## START
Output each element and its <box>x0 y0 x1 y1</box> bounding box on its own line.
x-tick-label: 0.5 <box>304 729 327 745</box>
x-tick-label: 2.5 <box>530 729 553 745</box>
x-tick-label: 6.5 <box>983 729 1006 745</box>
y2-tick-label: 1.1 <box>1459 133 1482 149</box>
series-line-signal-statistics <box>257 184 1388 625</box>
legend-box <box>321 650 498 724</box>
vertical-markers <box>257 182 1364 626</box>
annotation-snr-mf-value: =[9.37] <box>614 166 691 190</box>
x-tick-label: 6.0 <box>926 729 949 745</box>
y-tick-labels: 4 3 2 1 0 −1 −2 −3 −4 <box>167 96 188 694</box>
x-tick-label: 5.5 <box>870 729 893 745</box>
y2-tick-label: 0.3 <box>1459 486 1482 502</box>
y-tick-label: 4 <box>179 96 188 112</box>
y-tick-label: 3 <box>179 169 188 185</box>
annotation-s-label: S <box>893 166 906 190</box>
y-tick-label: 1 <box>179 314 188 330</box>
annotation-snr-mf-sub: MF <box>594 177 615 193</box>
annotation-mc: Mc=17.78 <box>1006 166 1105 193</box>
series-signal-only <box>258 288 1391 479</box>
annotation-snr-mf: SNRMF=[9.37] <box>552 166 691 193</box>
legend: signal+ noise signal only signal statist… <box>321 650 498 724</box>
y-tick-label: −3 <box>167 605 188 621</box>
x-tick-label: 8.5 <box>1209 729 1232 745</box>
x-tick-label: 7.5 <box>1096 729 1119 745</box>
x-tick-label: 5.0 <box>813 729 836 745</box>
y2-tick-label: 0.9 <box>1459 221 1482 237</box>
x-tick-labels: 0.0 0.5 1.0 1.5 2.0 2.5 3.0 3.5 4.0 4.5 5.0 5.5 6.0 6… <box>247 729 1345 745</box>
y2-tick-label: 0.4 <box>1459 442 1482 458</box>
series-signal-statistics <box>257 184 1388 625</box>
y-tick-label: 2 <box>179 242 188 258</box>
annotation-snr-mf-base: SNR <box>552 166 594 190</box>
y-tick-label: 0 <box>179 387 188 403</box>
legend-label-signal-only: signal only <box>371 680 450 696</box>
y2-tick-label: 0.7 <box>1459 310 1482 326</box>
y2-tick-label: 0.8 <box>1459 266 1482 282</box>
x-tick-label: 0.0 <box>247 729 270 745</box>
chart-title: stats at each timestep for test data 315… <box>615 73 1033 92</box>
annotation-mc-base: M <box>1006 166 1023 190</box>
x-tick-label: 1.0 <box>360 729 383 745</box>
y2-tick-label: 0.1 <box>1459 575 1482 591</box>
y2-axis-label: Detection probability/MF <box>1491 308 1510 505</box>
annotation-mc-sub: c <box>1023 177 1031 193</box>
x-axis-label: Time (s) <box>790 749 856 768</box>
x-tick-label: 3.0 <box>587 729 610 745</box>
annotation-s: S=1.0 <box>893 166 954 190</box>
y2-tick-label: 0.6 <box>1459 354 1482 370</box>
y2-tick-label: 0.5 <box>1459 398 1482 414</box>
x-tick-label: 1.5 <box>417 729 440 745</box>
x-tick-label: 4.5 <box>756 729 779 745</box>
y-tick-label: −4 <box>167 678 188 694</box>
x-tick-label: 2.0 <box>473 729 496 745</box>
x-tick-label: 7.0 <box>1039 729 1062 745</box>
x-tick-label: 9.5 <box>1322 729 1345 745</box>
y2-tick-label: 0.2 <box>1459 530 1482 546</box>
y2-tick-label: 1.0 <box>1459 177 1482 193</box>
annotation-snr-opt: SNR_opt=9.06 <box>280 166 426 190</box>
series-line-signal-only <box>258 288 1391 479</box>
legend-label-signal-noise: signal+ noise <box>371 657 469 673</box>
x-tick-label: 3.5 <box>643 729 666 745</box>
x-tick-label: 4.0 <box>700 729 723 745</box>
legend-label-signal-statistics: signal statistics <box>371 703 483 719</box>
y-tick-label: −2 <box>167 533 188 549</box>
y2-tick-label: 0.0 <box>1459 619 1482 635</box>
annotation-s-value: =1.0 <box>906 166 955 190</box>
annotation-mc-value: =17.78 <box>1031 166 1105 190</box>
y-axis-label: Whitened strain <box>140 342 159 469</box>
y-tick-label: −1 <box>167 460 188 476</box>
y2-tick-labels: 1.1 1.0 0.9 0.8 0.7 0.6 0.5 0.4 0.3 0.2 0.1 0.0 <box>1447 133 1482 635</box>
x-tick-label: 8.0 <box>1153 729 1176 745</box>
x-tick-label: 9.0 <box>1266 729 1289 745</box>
## END
### [Work instructions]
Please return every line of the entries above verbatim, without changing a single character.

### [Response below]
Output each element and its <box>x0 y0 x1 y1</box> bounding box on its own line.
x-tick-label: 0.5 <box>304 729 327 745</box>
x-tick-label: 2.5 <box>530 729 553 745</box>
x-tick-label: 6.5 <box>983 729 1006 745</box>
y2-tick-label: 1.1 <box>1459 133 1482 149</box>
series-line-signal-statistics <box>257 184 1388 625</box>
legend-box <box>321 650 498 724</box>
vertical-markers <box>257 182 1364 626</box>
annotation-snr-mf-value: =[9.37] <box>614 166 691 190</box>
x-tick-label: 6.0 <box>926 729 949 745</box>
y-tick-labels: 4 3 2 1 0 −1 −2 −3 −4 <box>167 96 188 694</box>
x-tick-label: 5.5 <box>870 729 893 745</box>
y2-tick-label: 0.3 <box>1459 486 1482 502</box>
y-tick-label: 4 <box>179 96 188 112</box>
y-tick-label: 3 <box>179 169 188 185</box>
annotation-s-label: S <box>893 166 906 190</box>
y-tick-label: 1 <box>179 314 188 330</box>
annotation-snr-mf-sub: MF <box>594 177 615 193</box>
annotation-mc: Mc=17.78 <box>1006 166 1105 193</box>
series-signal-only <box>258 288 1391 479</box>
annotation-snr-mf: SNRMF=[9.37] <box>552 166 691 193</box>
legend: signal+ noise signal only signal statist… <box>321 650 498 724</box>
y-tick-label: −3 <box>167 605 188 621</box>
x-tick-label: 8.5 <box>1209 729 1232 745</box>
x-tick-label: 7.5 <box>1096 729 1119 745</box>
x-tick-label: 5.0 <box>813 729 836 745</box>
y2-tick-label: 0.9 <box>1459 221 1482 237</box>
x-tick-labels: 0.0 0.5 1.0 1.5 2.0 2.5 3.0 3.5 4.0 4.5 5.0 5.5 6.0 6… <box>247 729 1345 745</box>
y2-tick-label: 0.4 <box>1459 442 1482 458</box>
series-signal-statistics <box>257 184 1388 625</box>
y-tick-label: 2 <box>179 242 188 258</box>
annotation-snr-mf-base: SNR <box>552 166 594 190</box>
y-tick-label: 0 <box>179 387 188 403</box>
legend-label-signal-only: signal only <box>371 680 450 696</box>
y2-tick-label: 0.7 <box>1459 310 1482 326</box>
y2-tick-label: 0.8 <box>1459 266 1482 282</box>
x-tick-label: 0.0 <box>247 729 270 745</box>
chart-title: stats at each timestep for test data 315… <box>615 73 1033 92</box>
annotation-mc-base: M <box>1006 166 1023 190</box>
x-tick-label: 1.0 <box>360 729 383 745</box>
y2-tick-label: 0.1 <box>1459 575 1482 591</box>
y2-axis-label: Detection probability/MF <box>1491 308 1510 505</box>
annotation-mc-sub: c <box>1023 177 1031 193</box>
x-axis-label: Time (s) <box>790 749 856 768</box>
x-tick-label: 3.0 <box>587 729 610 745</box>
annotation-s: S=1.0 <box>893 166 954 190</box>
y2-tick-label: 0.6 <box>1459 354 1482 370</box>
y2-tick-label: 0.5 <box>1459 398 1482 414</box>
x-tick-label: 1.5 <box>417 729 440 745</box>
x-tick-label: 4.5 <box>756 729 779 745</box>
y-tick-label: −4 <box>167 678 188 694</box>
x-tick-label: 2.0 <box>473 729 496 745</box>
x-tick-label: 7.0 <box>1039 729 1062 745</box>
x-tick-label: 9.5 <box>1322 729 1345 745</box>
y2-tick-label: 0.2 <box>1459 530 1482 546</box>
y2-tick-label: 1.0 <box>1459 177 1482 193</box>
annotation-snr-opt: SNR_opt=9.06 <box>280 166 426 190</box>
series-line-signal-only <box>258 288 1391 479</box>
legend-label-signal-noise: signal+ noise <box>371 657 469 673</box>
x-tick-label: 3.5 <box>643 729 666 745</box>
x-tick-label: 4.0 <box>700 729 723 745</box>
legend-label-signal-statistics: signal statistics <box>371 703 483 719</box>
y-tick-label: −2 <box>167 533 188 549</box>
y2-tick-label: 0.0 <box>1459 619 1482 635</box>
annotation-s-value: =1.0 <box>906 166 955 190</box>
annotation-mc-value: =17.78 <box>1031 166 1105 190</box>
y-axis-label: Whitened strain <box>140 342 159 469</box>
y-tick-label: −1 <box>167 460 188 476</box>
y2-tick-labels: 1.1 1.0 0.9 0.8 0.7 0.6 0.5 0.4 0.3 0.2 0.1 0.0 <box>1447 133 1482 635</box>
x-tick-label: 8.0 <box>1153 729 1176 745</box>
x-tick-label: 9.0 <box>1266 729 1289 745</box>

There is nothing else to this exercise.